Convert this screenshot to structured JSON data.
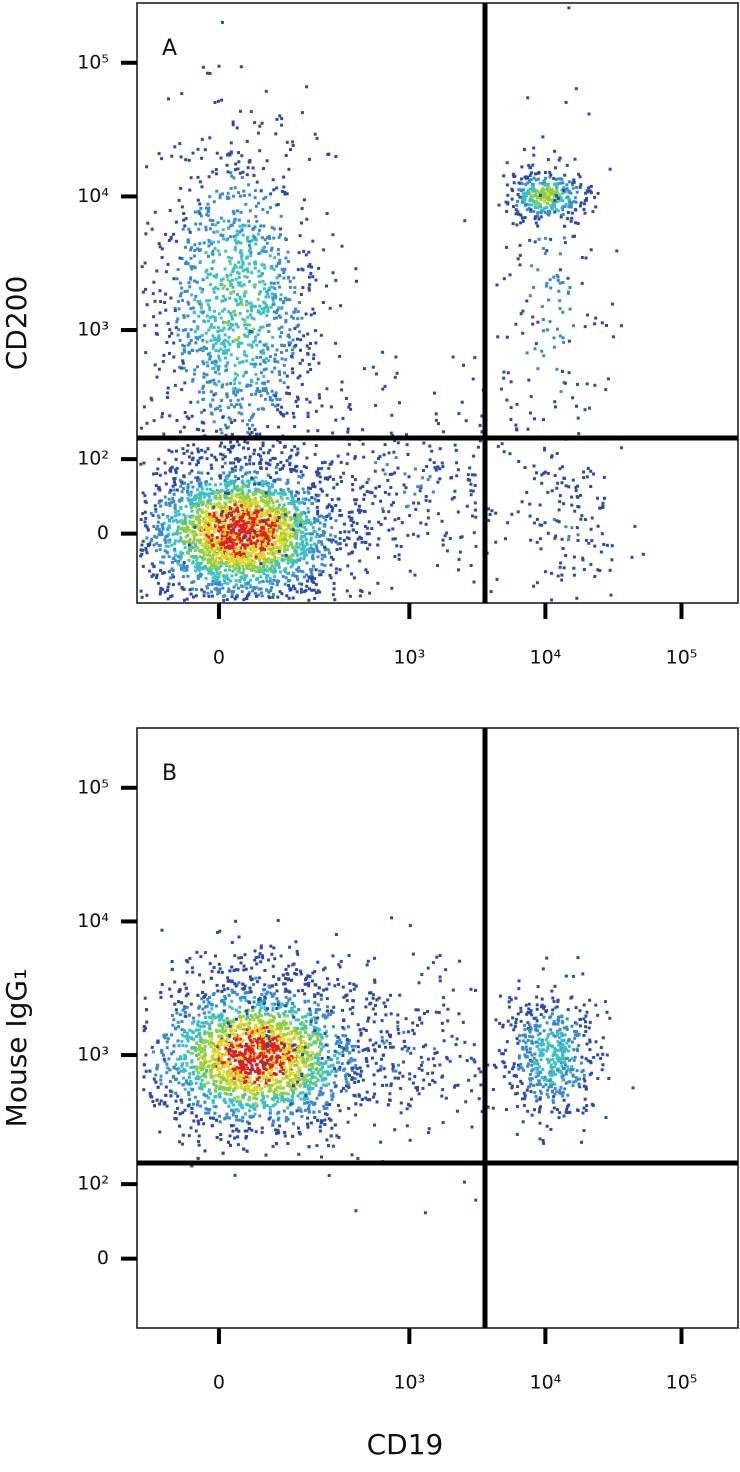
{
  "figure": {
    "x_label": "CD19"
  },
  "chart_data": [
    {
      "type": "scatter",
      "panel_label": "A",
      "y_label": "CD200",
      "xlim": [
        -150,
        260000
      ],
      "ylim": [
        -90,
        280000
      ],
      "xticks": [
        0,
        {
          "value": 1000,
          "label": "10³"
        },
        {
          "value": 10000,
          "label": "10⁴"
        },
        {
          "value": 100000,
          "label": "10⁵"
        }
      ],
      "yticks": [
        0,
        {
          "value": 100,
          "label": "10²"
        },
        {
          "value": 1000,
          "label": "10³"
        },
        {
          "value": 10000,
          "label": "10⁴"
        },
        {
          "value": 100000,
          "label": "10⁵"
        }
      ],
      "quadrant_gate": {
        "x": 3600,
        "y": 150
      }
    },
    {
      "type": "scatter",
      "panel_label": "B",
      "y_label": "Mouse IgG₁",
      "xlim": [
        -150,
        260000
      ],
      "ylim": [
        -90,
        280000
      ],
      "xticks": [
        0,
        {
          "value": 1000,
          "label": "10³"
        },
        {
          "value": 10000,
          "label": "10⁴"
        },
        {
          "value": 100000,
          "label": "10⁵"
        }
      ],
      "yticks": [
        0,
        {
          "value": 100,
          "label": "10²"
        },
        {
          "value": 1000,
          "label": "10³"
        },
        {
          "value": 10000,
          "label": "10⁴"
        },
        {
          "value": 100000,
          "label": "10⁵"
        }
      ],
      "quadrant_gate": {
        "x": 3600,
        "y": 150
      }
    }
  ]
}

----

== DESCRIPTION OF THE TASK ==
Repeat the material verbatim. Do not carry over any picture.

== ANSWER TO THIS PROBLEM ==
Convert this screenshot to structured JSON data.
{
  "figure": {
    "x_label": "CD19"
  },
  "chart_data": [
    {
      "type": "scatter",
      "panel_label": "A",
      "y_label": "CD200",
      "xlim": [
        -150,
        260000
      ],
      "ylim": [
        -90,
        280000
      ],
      "xticks": [
        0,
        {
          "value": 1000,
          "label": "10³"
        },
        {
          "value": 10000,
          "label": "10⁴"
        },
        {
          "value": 100000,
          "label": "10⁵"
        }
      ],
      "yticks": [
        0,
        {
          "value": 100,
          "label": "10²"
        },
        {
          "value": 1000,
          "label": "10³"
        },
        {
          "value": 10000,
          "label": "10⁴"
        },
        {
          "value": 100000,
          "label": "10⁵"
        }
      ],
      "quadrant_gate": {
        "x": 3600,
        "y": 150
      }
    },
    {
      "type": "scatter",
      "panel_label": "B",
      "y_label": "Mouse IgG₁",
      "xlim": [
        -150,
        260000
      ],
      "ylim": [
        -90,
        280000
      ],
      "xticks": [
        0,
        {
          "value": 1000,
          "label": "10³"
        },
        {
          "value": 10000,
          "label": "10⁴"
        },
        {
          "value": 100000,
          "label": "10⁵"
        }
      ],
      "yticks": [
        0,
        {
          "value": 100,
          "label": "10²"
        },
        {
          "value": 1000,
          "label": "10³"
        },
        {
          "value": 10000,
          "label": "10⁴"
        },
        {
          "value": 100000,
          "label": "10⁵"
        }
      ],
      "quadrant_gate": {
        "x": 3600,
        "y": 150
      }
    }
  ]
}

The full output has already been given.